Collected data

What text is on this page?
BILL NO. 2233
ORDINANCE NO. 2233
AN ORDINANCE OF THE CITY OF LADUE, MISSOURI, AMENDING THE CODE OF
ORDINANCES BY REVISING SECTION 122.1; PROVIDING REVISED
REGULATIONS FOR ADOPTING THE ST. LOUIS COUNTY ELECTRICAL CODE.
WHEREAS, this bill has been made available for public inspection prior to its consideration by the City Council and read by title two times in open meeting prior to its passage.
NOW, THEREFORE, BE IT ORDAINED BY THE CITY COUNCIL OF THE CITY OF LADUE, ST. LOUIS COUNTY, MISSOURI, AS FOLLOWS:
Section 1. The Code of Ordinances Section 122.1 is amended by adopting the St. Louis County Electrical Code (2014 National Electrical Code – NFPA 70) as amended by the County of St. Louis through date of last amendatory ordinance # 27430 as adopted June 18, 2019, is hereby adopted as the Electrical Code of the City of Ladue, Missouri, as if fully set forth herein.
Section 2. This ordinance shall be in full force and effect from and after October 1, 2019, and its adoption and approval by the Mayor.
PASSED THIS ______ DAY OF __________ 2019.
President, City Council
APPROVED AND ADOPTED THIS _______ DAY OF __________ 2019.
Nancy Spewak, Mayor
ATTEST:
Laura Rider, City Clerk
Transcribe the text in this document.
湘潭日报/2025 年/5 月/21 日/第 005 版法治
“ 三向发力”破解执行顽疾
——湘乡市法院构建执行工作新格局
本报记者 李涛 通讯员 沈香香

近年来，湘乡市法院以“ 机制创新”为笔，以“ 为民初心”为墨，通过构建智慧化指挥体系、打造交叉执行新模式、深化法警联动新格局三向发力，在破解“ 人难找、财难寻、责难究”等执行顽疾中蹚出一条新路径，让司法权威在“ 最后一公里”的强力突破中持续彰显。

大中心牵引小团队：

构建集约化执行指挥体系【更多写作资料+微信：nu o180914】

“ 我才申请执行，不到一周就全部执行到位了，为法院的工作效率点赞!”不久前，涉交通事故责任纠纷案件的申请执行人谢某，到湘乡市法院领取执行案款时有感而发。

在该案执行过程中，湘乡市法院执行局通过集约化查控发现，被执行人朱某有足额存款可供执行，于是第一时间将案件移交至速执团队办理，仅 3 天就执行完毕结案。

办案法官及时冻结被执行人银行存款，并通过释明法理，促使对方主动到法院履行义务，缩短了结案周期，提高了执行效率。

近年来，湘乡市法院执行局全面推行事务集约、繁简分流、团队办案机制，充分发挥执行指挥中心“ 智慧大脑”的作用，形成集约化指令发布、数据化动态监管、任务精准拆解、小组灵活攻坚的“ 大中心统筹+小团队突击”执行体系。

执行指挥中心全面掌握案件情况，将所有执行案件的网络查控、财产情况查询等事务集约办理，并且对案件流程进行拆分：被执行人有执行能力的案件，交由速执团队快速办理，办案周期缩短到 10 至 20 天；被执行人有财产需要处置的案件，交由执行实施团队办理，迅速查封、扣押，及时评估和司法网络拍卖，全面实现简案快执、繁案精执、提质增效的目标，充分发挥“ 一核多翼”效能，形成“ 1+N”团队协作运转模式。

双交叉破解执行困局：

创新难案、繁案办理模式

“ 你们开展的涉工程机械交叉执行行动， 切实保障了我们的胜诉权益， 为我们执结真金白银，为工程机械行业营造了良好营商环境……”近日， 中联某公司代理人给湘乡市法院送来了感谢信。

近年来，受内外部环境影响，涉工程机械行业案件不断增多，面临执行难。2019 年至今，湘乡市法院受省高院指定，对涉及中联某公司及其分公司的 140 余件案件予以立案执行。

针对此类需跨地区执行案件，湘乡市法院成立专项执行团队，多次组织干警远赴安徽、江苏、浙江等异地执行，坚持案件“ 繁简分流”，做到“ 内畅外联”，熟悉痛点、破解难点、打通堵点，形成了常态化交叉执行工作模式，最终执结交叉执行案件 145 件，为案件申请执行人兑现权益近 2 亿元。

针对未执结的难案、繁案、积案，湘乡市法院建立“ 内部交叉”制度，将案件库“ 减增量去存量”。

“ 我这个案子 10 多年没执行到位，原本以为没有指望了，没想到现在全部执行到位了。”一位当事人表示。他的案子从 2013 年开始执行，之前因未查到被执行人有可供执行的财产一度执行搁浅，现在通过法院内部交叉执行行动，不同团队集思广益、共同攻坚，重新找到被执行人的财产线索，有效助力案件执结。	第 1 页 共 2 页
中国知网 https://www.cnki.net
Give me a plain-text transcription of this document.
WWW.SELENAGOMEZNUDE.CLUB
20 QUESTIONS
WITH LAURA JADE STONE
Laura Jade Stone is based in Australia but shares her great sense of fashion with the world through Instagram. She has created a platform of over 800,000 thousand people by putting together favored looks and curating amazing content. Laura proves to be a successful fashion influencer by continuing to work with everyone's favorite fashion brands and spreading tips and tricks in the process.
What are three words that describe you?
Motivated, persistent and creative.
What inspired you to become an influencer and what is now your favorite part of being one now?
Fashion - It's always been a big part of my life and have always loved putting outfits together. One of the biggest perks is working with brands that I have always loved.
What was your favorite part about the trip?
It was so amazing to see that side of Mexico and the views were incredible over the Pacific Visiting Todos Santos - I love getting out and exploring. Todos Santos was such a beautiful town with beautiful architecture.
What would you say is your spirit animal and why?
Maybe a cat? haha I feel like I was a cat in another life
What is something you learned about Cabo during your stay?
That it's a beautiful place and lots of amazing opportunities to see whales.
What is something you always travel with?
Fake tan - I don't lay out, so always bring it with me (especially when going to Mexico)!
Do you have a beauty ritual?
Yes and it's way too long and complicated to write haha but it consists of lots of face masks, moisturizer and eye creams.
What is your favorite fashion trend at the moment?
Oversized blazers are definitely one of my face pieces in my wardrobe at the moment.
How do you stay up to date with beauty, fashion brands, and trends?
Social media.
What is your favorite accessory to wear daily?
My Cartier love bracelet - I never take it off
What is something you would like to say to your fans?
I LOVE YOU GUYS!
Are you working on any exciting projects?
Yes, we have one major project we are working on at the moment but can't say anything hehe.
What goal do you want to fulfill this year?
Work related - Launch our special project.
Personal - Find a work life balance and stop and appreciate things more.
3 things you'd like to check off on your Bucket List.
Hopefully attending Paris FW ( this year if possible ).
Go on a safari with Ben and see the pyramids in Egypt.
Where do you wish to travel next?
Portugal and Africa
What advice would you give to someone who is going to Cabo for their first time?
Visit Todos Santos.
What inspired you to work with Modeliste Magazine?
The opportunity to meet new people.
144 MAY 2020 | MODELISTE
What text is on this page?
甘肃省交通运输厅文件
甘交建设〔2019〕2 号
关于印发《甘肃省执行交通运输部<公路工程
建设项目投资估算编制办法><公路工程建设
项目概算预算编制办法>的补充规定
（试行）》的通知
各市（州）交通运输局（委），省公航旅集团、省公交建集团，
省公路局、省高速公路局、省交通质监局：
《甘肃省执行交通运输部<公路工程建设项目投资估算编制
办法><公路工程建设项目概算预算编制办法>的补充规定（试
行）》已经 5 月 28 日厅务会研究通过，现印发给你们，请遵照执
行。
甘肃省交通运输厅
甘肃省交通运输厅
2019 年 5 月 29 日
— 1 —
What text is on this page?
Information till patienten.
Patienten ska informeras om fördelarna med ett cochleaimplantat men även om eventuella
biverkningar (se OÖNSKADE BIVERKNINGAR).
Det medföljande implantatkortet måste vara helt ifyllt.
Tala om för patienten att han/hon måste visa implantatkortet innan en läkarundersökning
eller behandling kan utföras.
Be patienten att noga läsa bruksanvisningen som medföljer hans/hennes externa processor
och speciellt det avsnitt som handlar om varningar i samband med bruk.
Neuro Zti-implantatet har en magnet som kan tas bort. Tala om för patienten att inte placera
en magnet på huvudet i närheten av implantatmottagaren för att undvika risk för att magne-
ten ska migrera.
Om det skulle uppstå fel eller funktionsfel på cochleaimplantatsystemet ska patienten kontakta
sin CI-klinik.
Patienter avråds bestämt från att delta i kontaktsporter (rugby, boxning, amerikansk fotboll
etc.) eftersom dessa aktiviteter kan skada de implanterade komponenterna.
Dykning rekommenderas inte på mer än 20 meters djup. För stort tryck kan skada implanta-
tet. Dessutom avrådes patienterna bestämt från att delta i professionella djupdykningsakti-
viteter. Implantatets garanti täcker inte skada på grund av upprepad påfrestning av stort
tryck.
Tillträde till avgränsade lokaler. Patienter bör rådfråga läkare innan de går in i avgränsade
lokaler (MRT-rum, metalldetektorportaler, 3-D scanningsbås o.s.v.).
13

▶ _The request_: Work out how many lines of the data above contain the string "your" and give the number alone.

▶ _Answer for the task_: 8